**Do this:** Your task is to copy every line of this material exactly.

** START Records provided **

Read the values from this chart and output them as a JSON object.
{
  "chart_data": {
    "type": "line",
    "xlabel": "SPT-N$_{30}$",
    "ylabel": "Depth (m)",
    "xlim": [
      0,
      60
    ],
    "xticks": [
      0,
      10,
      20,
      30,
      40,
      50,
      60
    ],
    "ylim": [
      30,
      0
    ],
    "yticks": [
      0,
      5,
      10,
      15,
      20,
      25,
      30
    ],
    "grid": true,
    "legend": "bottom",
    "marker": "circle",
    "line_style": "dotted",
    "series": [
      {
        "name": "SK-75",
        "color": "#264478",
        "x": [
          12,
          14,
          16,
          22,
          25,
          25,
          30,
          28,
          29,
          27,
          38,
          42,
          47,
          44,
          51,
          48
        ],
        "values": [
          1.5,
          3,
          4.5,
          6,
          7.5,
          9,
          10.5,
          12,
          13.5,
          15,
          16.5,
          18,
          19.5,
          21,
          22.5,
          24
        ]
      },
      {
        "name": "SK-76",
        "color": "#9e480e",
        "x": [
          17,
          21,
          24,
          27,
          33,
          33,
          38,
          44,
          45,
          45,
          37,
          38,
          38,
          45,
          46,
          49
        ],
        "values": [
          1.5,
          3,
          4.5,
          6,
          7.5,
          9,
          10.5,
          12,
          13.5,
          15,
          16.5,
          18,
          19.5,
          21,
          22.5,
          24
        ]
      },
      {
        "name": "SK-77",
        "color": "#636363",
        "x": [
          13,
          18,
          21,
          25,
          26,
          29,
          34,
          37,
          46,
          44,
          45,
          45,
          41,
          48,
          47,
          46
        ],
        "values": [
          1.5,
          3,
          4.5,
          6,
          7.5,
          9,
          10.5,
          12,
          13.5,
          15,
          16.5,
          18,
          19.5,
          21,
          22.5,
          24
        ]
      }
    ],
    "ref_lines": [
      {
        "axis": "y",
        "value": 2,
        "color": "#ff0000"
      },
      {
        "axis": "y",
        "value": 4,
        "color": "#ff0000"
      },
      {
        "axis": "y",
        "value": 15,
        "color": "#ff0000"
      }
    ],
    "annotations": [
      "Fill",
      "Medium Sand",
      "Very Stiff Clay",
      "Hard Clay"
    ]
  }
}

** END Records provided **

**Task output:**
Read the values from this chart and output them as a JSON object.
{
  "chart_data": {
    "type": "line",
    "xlabel": "SPT-N$_{30}$",
    "ylabel": "Depth (m)",
    "xlim": [
      0,
      60
    ],
    "xticks": [
      0,
      10,
      20,
      30,
      40,
      50,
      60
    ],
    "ylim": [
      30,
      0
    ],
    "yticks": [
      0,
      5,
      10,
      15,
      20,
      25,
      30
    ],
    "grid": true,
    "legend": "bottom",
    "marker": "circle",
    "line_style": "dotted",
    "series": [
      {
        "name": "SK-75",
        "color": "#264478",
        "x": [
          12,
          14,
          16,
          22,
          25,
          25,
          30,
          28,
          29,
          27,
          38,
          42,
          47,
          44,
          51,
          48
        ],
        "values": [
          1.5,
          3,
          4.5,
          6,
          7.5,
          9,
          10.5,
          12,
          13.5,
          15,
          16.5,
          18,
          19.5,
          21,
          22.5,
          24
        ]
      },
      {
        "name": "SK-76",
        "color": "#9e480e",
        "x": [
          17,
          21,
          24,
          27,
          33,
          33,
          38,
          44,
          45,
          45,
          37,
          38,
          38,
          45,
          46,
          49
        ],
        "values": [
          1.5,
          3,
          4.5,
          6,
          7.5,
          9,
          10.5,
          12,
          13.5,
          15,
          16.5,
          18,
          19.5,
          21,
          22.5,
          24
        ]
      },
      {
        "name": "SK-77",
        "color": "#636363",
        "x": [
          13,
          18,
          21,
          25,
          26,
          29,
          34,
          37,
          46,
          44,
          45,
          45,
          41,
          48,
          47,
          46
        ],
        "values": [
          1.5,
          3,
          4.5,
          6,
          7.5,
          9,
          10.5,
          12,
          13.5,
          15,
          16.5,
          18,
          19.5,
          21,
          22.5,
          24
        ]
      }
    ],
    "ref_lines": [
      {
        "axis": "y",
        "value": 2,
        "color": "#ff0000"
      },
      {
        "axis": "y",
        "value": 4,
        "color": "#ff0000"
      },
      {
        "axis": "y",
        "value": 15,
        "color": "#ff0000"
      }
    ],
    "annotations": [
      "Fill",
      "Medium Sand",
      "Very Stiff Clay",
      "Hard Clay"
    ]
  }
}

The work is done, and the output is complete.